• STORED RECORDS:
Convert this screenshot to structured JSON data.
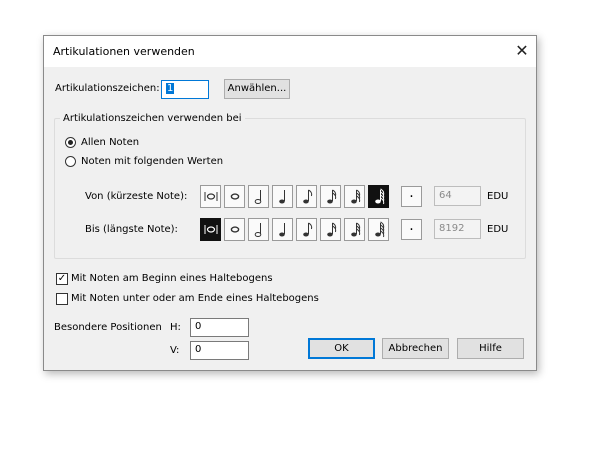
{
  "dialog": {
    "title": "Artikulationen verwenden",
    "close_glyph": "✕"
  },
  "articulation": {
    "label": "Artikulationszeichen:",
    "value": "1",
    "select_button": "Anwählen..."
  },
  "group": {
    "label": "Artikulationszeichen verwenden bei",
    "radio_all": "Allen Noten",
    "radio_values": "Noten mit folgenden Werten",
    "selected": "all"
  },
  "from_row": {
    "label": "Von (kürzeste Note):",
    "value": "64",
    "unit": "EDU",
    "selected_index": 7
  },
  "to_row": {
    "label": "Bis (längste Note):",
    "value": "8192",
    "unit": "EDU",
    "selected_index": 0
  },
  "note_buttons": [
    "breve-icon",
    "whole-note-icon",
    "half-note-icon",
    "quarter-note-icon",
    "eighth-note-icon",
    "sixteenth-note-icon",
    "thirtysecond-note-icon",
    "sixtyfourth-note-icon"
  ],
  "dot_glyph": "·",
  "checkboxes": {
    "tie_start": {
      "label": "Mit Noten am Beginn eines Haltebogens",
      "checked": true
    },
    "tie_end": {
      "label": "Mit Noten unter oder am Ende eines Haltebogens",
      "checked": false
    }
  },
  "positions": {
    "label": "Besondere Positionen",
    "h_label": "H:",
    "h_value": "0",
    "v_label": "V:",
    "v_value": "0"
  },
  "buttons": {
    "ok": "OK",
    "cancel": "Abbrechen",
    "help": "Hilfe"
  },
  "colors": {
    "accent": "#0078d7",
    "selected_note_bg": "#111111",
    "selection_highlight": "#0078d7"
  }
}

• REQUIREMENTS: Print the listing above in full, exactly as written. Omit any pictures.

• EXPECTED ANSWER:
Convert this screenshot to structured JSON data.
{
  "dialog": {
    "title": "Artikulationen verwenden",
    "close_glyph": "✕"
  },
  "articulation": {
    "label": "Artikulationszeichen:",
    "value": "1",
    "select_button": "Anwählen..."
  },
  "group": {
    "label": "Artikulationszeichen verwenden bei",
    "radio_all": "Allen Noten",
    "radio_values": "Noten mit folgenden Werten",
    "selected": "all"
  },
  "from_row": {
    "label": "Von (kürzeste Note):",
    "value": "64",
    "unit": "EDU",
    "selected_index": 7
  },
  "to_row": {
    "label": "Bis (längste Note):",
    "value": "8192",
    "unit": "EDU",
    "selected_index": 0
  },
  "note_buttons": [
    "breve-icon",
    "whole-note-icon",
    "half-note-icon",
    "quarter-note-icon",
    "eighth-note-icon",
    "sixteenth-note-icon",
    "thirtysecond-note-icon",
    "sixtyfourth-note-icon"
  ],
  "dot_glyph": "·",
  "checkboxes": {
    "tie_start": {
      "label": "Mit Noten am Beginn eines Haltebogens",
      "checked": true
    },
    "tie_end": {
      "label": "Mit Noten unter oder am Ende eines Haltebogens",
      "checked": false
    }
  },
  "positions": {
    "label": "Besondere Positionen",
    "h_label": "H:",
    "h_value": "0",
    "v_label": "V:",
    "v_value": "0"
  },
  "buttons": {
    "ok": "OK",
    "cancel": "Abbrechen",
    "help": "Hilfe"
  },
  "colors": {
    "accent": "#0078d7",
    "selected_note_bg": "#111111",
    "selection_highlight": "#0078d7"
  }
}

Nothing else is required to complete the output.